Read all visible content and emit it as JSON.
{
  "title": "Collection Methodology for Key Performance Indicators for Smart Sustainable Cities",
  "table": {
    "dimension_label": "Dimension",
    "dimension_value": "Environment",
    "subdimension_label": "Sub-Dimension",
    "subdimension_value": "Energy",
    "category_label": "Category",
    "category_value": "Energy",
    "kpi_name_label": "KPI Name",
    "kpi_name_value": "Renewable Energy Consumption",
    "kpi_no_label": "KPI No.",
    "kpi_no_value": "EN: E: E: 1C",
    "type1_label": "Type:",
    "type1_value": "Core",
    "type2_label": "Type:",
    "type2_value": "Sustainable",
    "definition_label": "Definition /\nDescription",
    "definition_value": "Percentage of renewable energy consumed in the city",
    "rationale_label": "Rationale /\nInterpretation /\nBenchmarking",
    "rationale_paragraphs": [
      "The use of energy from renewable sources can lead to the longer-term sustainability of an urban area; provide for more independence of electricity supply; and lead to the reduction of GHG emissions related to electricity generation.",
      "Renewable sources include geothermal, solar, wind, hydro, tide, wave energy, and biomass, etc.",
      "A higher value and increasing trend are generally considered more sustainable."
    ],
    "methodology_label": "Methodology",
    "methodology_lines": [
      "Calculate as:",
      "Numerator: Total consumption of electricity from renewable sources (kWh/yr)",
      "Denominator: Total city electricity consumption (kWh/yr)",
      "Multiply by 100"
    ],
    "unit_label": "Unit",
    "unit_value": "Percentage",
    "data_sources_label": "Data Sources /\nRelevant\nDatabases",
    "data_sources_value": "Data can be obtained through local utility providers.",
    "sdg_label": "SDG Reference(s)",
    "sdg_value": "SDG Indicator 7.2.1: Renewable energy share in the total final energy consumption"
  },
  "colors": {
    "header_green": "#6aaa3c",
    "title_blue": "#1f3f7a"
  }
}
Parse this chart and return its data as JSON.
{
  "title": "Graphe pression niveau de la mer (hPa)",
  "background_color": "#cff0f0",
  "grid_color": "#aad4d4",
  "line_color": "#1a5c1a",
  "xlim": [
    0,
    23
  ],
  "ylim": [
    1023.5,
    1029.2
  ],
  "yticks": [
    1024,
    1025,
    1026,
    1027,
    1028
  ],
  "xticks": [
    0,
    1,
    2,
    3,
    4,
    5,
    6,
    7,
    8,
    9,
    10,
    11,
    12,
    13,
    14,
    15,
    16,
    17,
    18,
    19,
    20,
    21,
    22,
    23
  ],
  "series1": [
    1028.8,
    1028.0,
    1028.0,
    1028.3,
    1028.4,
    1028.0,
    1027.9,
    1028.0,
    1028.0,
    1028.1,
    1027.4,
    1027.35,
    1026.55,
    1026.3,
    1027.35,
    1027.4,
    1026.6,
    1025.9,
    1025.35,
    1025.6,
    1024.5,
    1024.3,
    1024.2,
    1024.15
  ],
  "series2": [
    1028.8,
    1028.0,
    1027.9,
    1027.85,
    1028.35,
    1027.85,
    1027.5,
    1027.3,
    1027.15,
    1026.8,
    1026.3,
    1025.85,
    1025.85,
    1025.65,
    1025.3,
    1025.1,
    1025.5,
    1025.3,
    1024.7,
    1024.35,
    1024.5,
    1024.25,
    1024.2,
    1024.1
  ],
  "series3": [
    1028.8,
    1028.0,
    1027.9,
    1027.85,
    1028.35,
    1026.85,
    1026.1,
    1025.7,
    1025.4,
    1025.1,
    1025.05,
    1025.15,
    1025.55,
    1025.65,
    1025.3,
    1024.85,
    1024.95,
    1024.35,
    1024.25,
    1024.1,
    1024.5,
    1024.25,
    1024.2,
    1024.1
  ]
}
========
» Set problem
Give the listing above again, word for word.

» Response for this exercise
Read all visible content and emit it as JSON.
{
  "title": "Collection Methodology for Key Performance Indicators for Smart Sustainable Cities",
  "table": {
    "dimension_label": "Dimension",
    "dimension_value": "Environment",
    "subdimension_label": "Sub-Dimension",
    "subdimension_value": "Energy",
    "category_label": "Category",
    "category_value": "Energy",
    "kpi_name_label": "KPI Name",
    "kpi_name_value": "Renewable Energy Consumption",
    "kpi_no_label": "KPI No.",
    "kpi_no_value": "EN: E: E: 1C",
    "type1_label": "Type:",
    "type1_value": "Core",
    "type2_label": "Type:",
    "type2_value": "Sustainable",
    "definition_label": "Definition /\nDescription",
    "definition_value": "Percentage of renewable energy consumed in the city",
    "rationale_label": "Rationale /\nInterpretation /\nBenchmarking",
    "rationale_paragraphs": [
      "The use of energy from renewable sources can lead to the longer-term sustainability of an urban area; provide for more independence of electricity supply; and lead to the reduction of GHG emissions related to electricity generation.",
      "Renewable sources include geothermal, solar, wind, hydro, tide, wave energy, and biomass, etc.",
      "A higher value and increasing trend are generally considered more sustainable."
    ],
    "methodology_label": "Methodology",
    "methodology_lines": [
      "Calculate as:",
      "Numerator: Total consumption of electricity from renewable sources (kWh/yr)",
      "Denominator: Total city electricity consumption (kWh/yr)",
      "Multiply by 100"
    ],
    "unit_label": "Unit",
    "unit_value": "Percentage",
    "data_sources_label": "Data Sources /\nRelevant\nDatabases",
    "data_sources_value": "Data can be obtained through local utility providers.",
    "sdg_label": "SDG Reference(s)",
    "sdg_value": "SDG Indicator 7.2.1: Renewable energy share in the total final energy consumption"
  },
  "colors": {
    "header_green": "#6aaa3c",
    "title_blue": "#1f3f7a"
  }
}
Parse this chart and return its data as JSON.
{
  "title": "Graphe pression niveau de la mer (hPa)",
  "background_color": "#cff0f0",
  "grid_color": "#aad4d4",
  "line_color": "#1a5c1a",
  "xlim": [
    0,
    23
  ],
  "ylim": [
    1023.5,
    1029.2
  ],
  "yticks": [
    1024,
    1025,
    1026,
    1027,
    1028
  ],
  "xticks": [
    0,
    1,
    2,
    3,
    4,
    5,
    6,
    7,
    8,
    9,
    10,
    11,
    12,
    13,
    14,
    15,
    16,
    17,
    18,
    19,
    20,
    21,
    22,
    23
  ],
  "series1": [
    1028.8,
    1028.0,
    1028.0,
    1028.3,
    1028.4,
    1028.0,
    1027.9,
    1028.0,
    1028.0,
    1028.1,
    1027.4,
    1027.35,
    1026.55,
    1026.3,
    1027.35,
    1027.4,
    1026.6,
    1025.9,
    1025.35,
    1025.6,
    1024.5,
    1024.3,
    1024.2,
    1024.15
  ],
  "series2": [
    1028.8,
    1028.0,
    1027.9,
    1027.85,
    1028.35,
    1027.85,
    1027.5,
    1027.3,
    1027.15,
    1026.8,
    1026.3,
    1025.85,
    1025.85,
    1025.65,
    1025.3,
    1025.1,
    1025.5,
    1025.3,
    1024.7,
    1024.35,
    1024.5,
    1024.25,
    1024.2,
    1024.1
  ],
  "series3": [
    1028.8,
    1028.0,
    1027.9,
    1027.85,
    1028.35,
    1026.85,
    1026.1,
    1025.7,
    1025.4,
    1025.1,
    1025.05,
    1025.15,
    1025.55,
    1025.65,
    1025.3,
    1024.85,
    1024.95,
    1024.35,
    1024.25,
    1024.1,
    1024.5,
    1024.25,
    1024.2,
    1024.1
  ]
}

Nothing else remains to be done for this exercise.